§ **What the exercise asks**: For every line in the records that has the word "from", make a copy.

§ **Supplied information**:
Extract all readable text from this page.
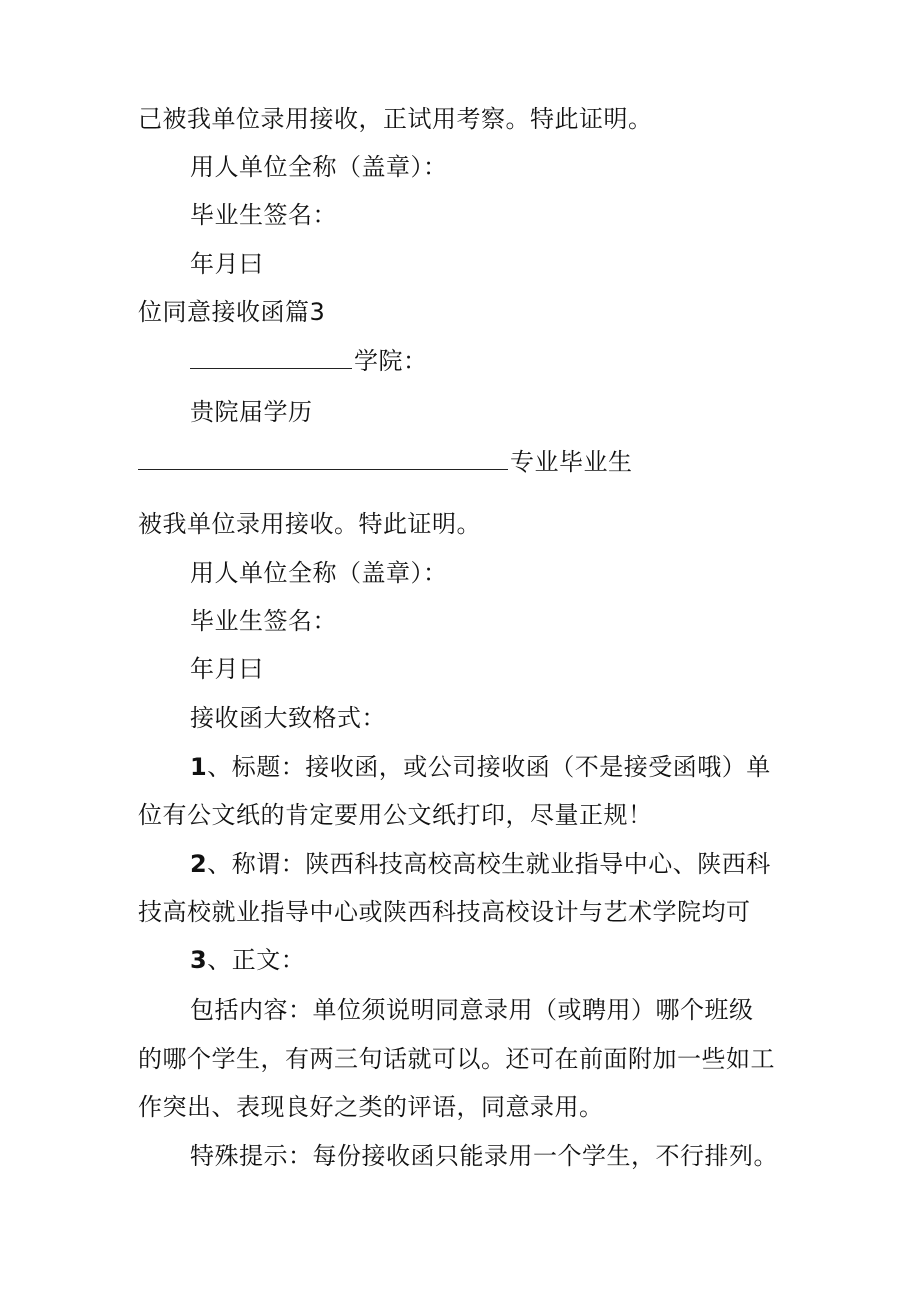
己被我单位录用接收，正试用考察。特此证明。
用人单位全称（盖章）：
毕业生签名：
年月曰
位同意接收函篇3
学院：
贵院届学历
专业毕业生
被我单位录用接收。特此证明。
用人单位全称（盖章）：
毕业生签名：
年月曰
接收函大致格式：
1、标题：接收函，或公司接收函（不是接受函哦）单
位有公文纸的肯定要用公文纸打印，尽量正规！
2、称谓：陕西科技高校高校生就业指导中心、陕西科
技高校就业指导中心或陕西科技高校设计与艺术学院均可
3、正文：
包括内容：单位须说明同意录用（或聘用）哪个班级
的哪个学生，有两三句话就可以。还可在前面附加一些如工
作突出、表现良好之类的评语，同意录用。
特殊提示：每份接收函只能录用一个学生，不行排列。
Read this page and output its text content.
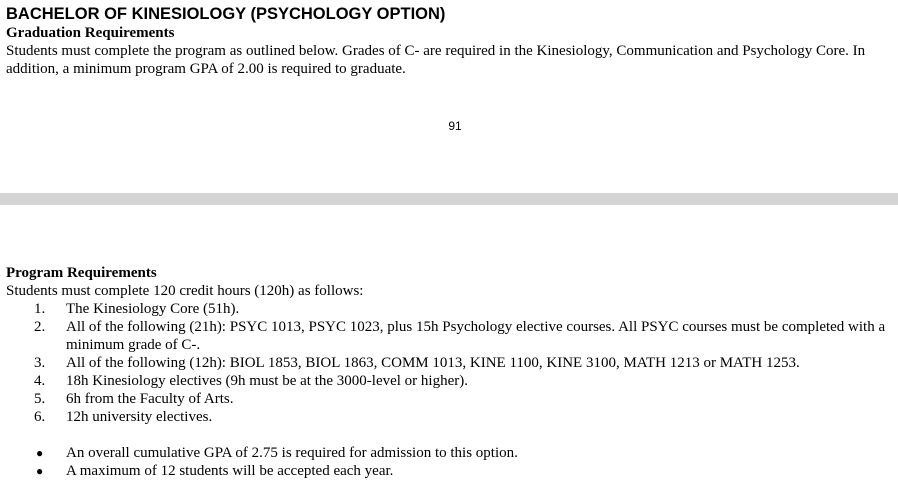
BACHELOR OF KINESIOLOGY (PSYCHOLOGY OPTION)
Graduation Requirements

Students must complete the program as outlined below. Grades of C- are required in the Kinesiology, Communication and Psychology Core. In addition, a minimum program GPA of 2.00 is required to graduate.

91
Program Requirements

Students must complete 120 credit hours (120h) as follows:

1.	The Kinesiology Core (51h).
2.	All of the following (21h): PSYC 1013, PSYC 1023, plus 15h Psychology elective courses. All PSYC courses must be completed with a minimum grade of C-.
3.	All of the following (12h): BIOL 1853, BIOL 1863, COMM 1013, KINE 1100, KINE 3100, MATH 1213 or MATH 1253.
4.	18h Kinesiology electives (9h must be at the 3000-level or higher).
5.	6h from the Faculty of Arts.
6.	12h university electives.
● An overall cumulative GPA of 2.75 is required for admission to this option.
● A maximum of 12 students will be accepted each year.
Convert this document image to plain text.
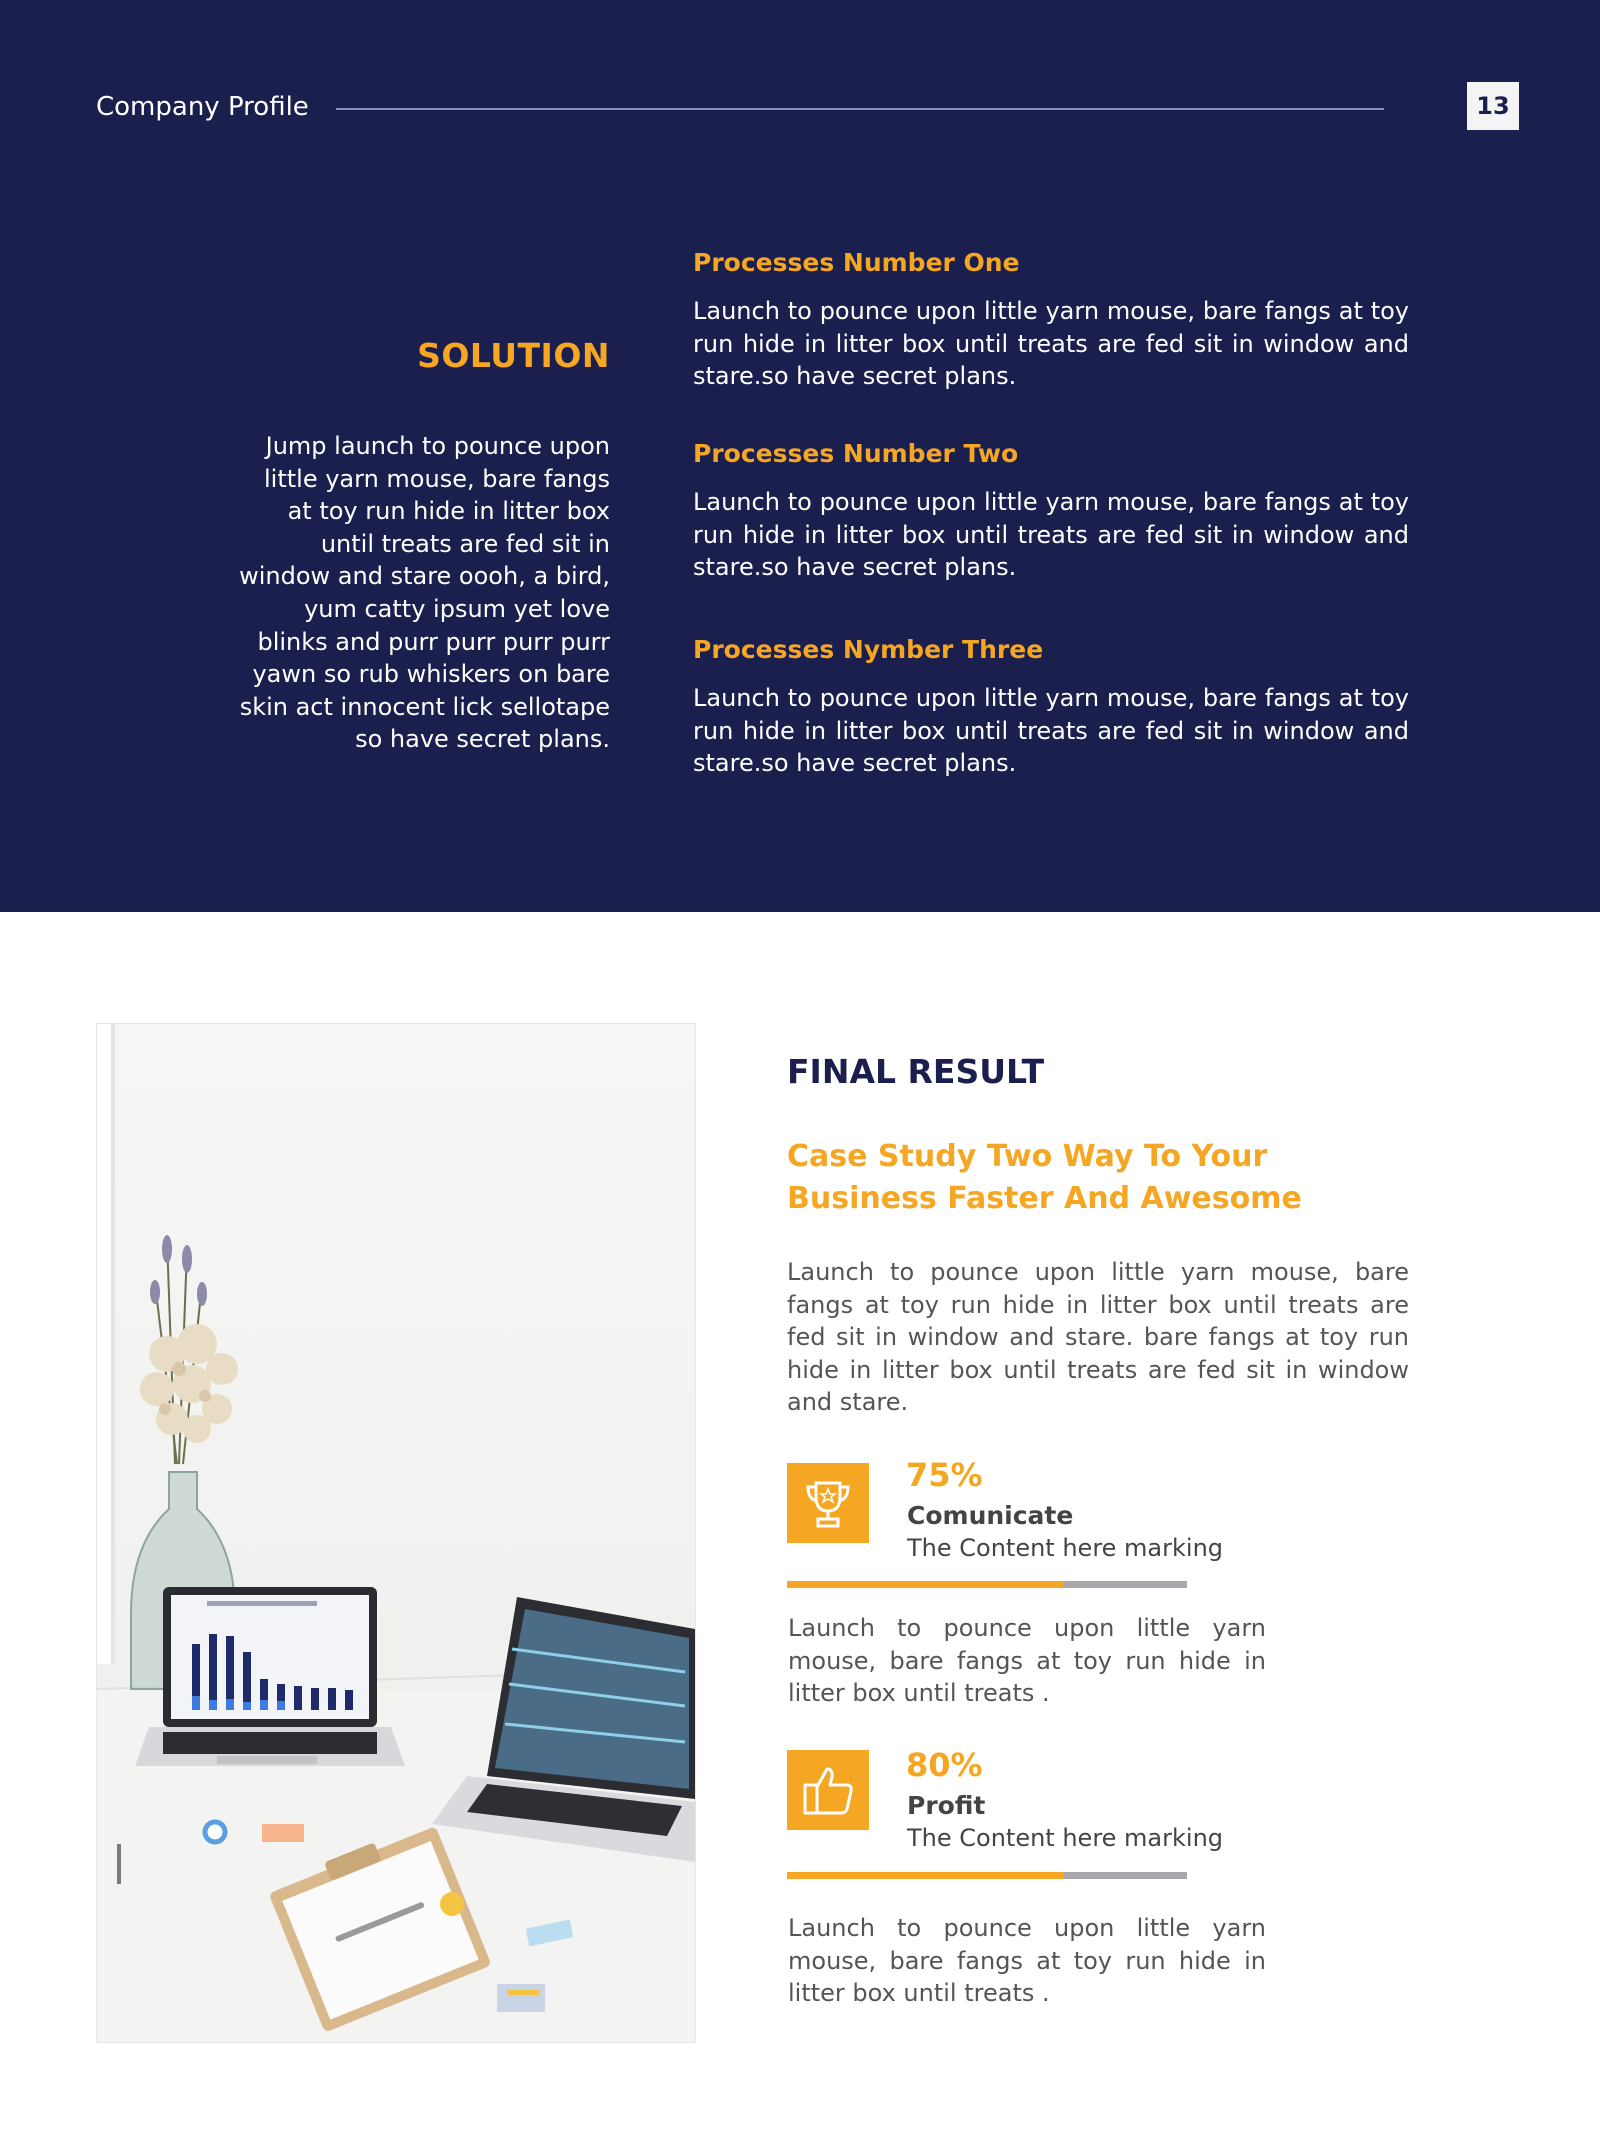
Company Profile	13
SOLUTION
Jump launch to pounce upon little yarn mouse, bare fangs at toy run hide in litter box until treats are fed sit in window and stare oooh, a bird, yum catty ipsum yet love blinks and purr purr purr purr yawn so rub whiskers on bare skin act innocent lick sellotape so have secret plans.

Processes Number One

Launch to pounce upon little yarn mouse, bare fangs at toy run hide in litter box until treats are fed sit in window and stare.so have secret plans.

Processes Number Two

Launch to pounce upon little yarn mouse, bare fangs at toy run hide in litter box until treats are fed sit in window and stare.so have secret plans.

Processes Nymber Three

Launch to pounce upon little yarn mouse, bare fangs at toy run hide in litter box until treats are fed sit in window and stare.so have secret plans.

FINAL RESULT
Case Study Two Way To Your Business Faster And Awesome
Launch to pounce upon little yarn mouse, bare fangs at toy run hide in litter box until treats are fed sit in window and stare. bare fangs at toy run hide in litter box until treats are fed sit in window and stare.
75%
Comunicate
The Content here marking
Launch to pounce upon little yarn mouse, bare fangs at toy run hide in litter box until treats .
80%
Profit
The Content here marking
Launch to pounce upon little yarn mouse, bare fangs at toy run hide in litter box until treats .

§ **The answer**:
Extract all readable text from this page.
5.	6h from the Faculty of Arts.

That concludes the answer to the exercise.